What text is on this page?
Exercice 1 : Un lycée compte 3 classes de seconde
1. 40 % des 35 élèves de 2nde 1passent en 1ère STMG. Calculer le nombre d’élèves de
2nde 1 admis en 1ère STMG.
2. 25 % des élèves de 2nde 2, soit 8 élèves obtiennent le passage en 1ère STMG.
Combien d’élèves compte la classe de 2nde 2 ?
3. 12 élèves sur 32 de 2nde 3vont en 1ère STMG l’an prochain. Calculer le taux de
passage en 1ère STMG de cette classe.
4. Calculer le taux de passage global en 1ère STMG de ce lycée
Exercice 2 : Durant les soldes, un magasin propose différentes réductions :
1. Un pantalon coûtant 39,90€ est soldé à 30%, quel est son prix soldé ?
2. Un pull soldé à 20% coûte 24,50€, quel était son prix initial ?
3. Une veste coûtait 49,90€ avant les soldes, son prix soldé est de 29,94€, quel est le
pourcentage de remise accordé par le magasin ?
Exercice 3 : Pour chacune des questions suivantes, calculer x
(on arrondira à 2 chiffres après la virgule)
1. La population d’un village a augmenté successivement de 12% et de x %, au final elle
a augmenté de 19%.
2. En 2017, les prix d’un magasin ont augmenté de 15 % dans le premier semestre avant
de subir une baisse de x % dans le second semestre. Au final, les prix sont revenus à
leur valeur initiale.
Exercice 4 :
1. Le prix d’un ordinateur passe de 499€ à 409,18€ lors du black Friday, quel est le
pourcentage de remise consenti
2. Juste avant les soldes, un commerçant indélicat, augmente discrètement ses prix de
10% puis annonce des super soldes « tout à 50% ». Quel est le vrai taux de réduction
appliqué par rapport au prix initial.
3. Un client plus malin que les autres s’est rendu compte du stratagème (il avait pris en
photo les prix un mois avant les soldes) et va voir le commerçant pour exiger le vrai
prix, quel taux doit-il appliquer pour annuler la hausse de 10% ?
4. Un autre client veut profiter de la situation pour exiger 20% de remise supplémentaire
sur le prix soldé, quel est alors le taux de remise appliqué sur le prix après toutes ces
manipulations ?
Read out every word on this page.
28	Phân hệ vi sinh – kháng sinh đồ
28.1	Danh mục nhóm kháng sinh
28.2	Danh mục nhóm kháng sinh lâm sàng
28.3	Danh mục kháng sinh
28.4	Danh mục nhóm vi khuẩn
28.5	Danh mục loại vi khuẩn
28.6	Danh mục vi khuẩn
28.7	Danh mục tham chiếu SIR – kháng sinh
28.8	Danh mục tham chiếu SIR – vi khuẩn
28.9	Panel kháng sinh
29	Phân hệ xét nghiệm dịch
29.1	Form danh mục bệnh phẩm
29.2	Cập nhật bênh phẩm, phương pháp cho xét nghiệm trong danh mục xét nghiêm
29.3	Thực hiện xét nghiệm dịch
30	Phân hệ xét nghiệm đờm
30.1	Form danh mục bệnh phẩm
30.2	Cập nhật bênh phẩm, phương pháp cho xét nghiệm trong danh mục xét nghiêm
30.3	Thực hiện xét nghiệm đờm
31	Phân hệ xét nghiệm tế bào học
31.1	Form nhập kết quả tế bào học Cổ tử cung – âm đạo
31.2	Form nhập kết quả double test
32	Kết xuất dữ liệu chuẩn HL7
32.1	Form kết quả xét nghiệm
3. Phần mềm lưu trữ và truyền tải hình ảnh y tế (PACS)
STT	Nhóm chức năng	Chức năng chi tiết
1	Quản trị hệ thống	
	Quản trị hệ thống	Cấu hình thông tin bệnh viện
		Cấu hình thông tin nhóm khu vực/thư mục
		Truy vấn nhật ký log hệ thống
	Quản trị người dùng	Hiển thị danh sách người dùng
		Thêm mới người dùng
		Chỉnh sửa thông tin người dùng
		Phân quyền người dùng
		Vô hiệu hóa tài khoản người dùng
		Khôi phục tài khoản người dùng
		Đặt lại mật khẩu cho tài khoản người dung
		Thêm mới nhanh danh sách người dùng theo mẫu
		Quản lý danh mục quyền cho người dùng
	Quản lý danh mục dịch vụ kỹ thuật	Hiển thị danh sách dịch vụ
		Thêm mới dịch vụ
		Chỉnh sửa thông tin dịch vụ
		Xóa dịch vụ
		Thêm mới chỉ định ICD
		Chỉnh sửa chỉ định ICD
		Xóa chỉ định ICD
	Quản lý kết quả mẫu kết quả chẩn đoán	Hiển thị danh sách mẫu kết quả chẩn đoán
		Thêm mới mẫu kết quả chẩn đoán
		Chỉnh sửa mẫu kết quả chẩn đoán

TASK TO COMPLETE: Repeat every entry word for word.

SOLUTION TO THIS PROBLEM:
What text is on this page?
Exercice 1 : Un lycée compte 3 classes de seconde
1. 40 % des 35 élèves de 2nde 1passent en 1ère STMG. Calculer le nombre d’élèves de
2nde 1 admis en 1ère STMG.
2. 25 % des élèves de 2nde 2, soit 8 élèves obtiennent le passage en 1ère STMG.
Combien d’élèves compte la classe de 2nde 2 ?
3. 12 élèves sur 32 de 2nde 3vont en 1ère STMG l’an prochain. Calculer le taux de
passage en 1ère STMG de cette classe.
4. Calculer le taux de passage global en 1ère STMG de ce lycée
Exercice 2 : Durant les soldes, un magasin propose différentes réductions :
1. Un pantalon coûtant 39,90€ est soldé à 30%, quel est son prix soldé ?
2. Un pull soldé à 20% coûte 24,50€, quel était son prix initial ?
3. Une veste coûtait 49,90€ avant les soldes, son prix soldé est de 29,94€, quel est le
pourcentage de remise accordé par le magasin ?
Exercice 3 : Pour chacune des questions suivantes, calculer x
(on arrondira à 2 chiffres après la virgule)
1. La population d’un village a augmenté successivement de 12% et de x %, au final elle
a augmenté de 19%.
2. En 2017, les prix d’un magasin ont augmenté de 15 % dans le premier semestre avant
de subir une baisse de x % dans le second semestre. Au final, les prix sont revenus à
leur valeur initiale.
Exercice 4 :
1. Le prix d’un ordinateur passe de 499€ à 409,18€ lors du black Friday, quel est le
pourcentage de remise consenti
2. Juste avant les soldes, un commerçant indélicat, augmente discrètement ses prix de
10% puis annonce des super soldes « tout à 50% ». Quel est le vrai taux de réduction
appliqué par rapport au prix initial.
3. Un client plus malin que les autres s’est rendu compte du stratagème (il avait pris en
photo les prix un mois avant les soldes) et va voir le commerçant pour exiger le vrai
prix, quel taux doit-il appliquer pour annuler la hausse de 10% ?
4. Un autre client veut profiter de la situation pour exiger 20% de remise supplémentaire
sur le prix soldé, quel est alors le taux de remise appliqué sur le prix après toutes ces
manipulations ?
Read out every word on this page.
28	Phân hệ vi sinh – kháng sinh đồ
28.1	Danh mục nhóm kháng sinh
28.2	Danh mục nhóm kháng sinh lâm sàng
28.3	Danh mục kháng sinh
28.4	Danh mục nhóm vi khuẩn
28.5	Danh mục loại vi khuẩn
28.6	Danh mục vi khuẩn
28.7	Danh mục tham chiếu SIR – kháng sinh
28.8	Danh mục tham chiếu SIR – vi khuẩn
28.9	Panel kháng sinh
29	Phân hệ xét nghiệm dịch
29.1	Form danh mục bệnh phẩm
29.2	Cập nhật bênh phẩm, phương pháp cho xét nghiệm trong danh mục xét nghiêm
29.3	Thực hiện xét nghiệm dịch
30	Phân hệ xét nghiệm đờm
30.1	Form danh mục bệnh phẩm
30.2	Cập nhật bênh phẩm, phương pháp cho xét nghiệm trong danh mục xét nghiêm
30.3	Thực hiện xét nghiệm đờm
31	Phân hệ xét nghiệm tế bào học
31.1	Form nhập kết quả tế bào học Cổ tử cung – âm đạo
31.2	Form nhập kết quả double test
32	Kết xuất dữ liệu chuẩn HL7
32.1	Form kết quả xét nghiệm
3. Phần mềm lưu trữ và truyền tải hình ảnh y tế (PACS)
STT	Nhóm chức năng	Chức năng chi tiết
1	Quản trị hệ thống	
	Quản trị hệ thống	Cấu hình thông tin bệnh viện
		Cấu hình thông tin nhóm khu vực/thư mục
		Truy vấn nhật ký log hệ thống
	Quản trị người dùng	Hiển thị danh sách người dùng
		Thêm mới người dùng
		Chỉnh sửa thông tin người dùng
		Phân quyền người dùng
		Vô hiệu hóa tài khoản người dùng
		Khôi phục tài khoản người dùng
		Đặt lại mật khẩu cho tài khoản người dung
		Thêm mới nhanh danh sách người dùng theo mẫu
		Quản lý danh mục quyền cho người dùng
	Quản lý danh mục dịch vụ kỹ thuật	Hiển thị danh sách dịch vụ
		Thêm mới dịch vụ
		Chỉnh sửa thông tin dịch vụ
		Xóa dịch vụ
		Thêm mới chỉ định ICD
		Chỉnh sửa chỉ định ICD
		Xóa chỉ định ICD
	Quản lý kết quả mẫu kết quả chẩn đoán	Hiển thị danh sách mẫu kết quả chẩn đoán
		Thêm mới mẫu kết quả chẩn đoán
		Chỉnh sửa mẫu kết quả chẩn đoán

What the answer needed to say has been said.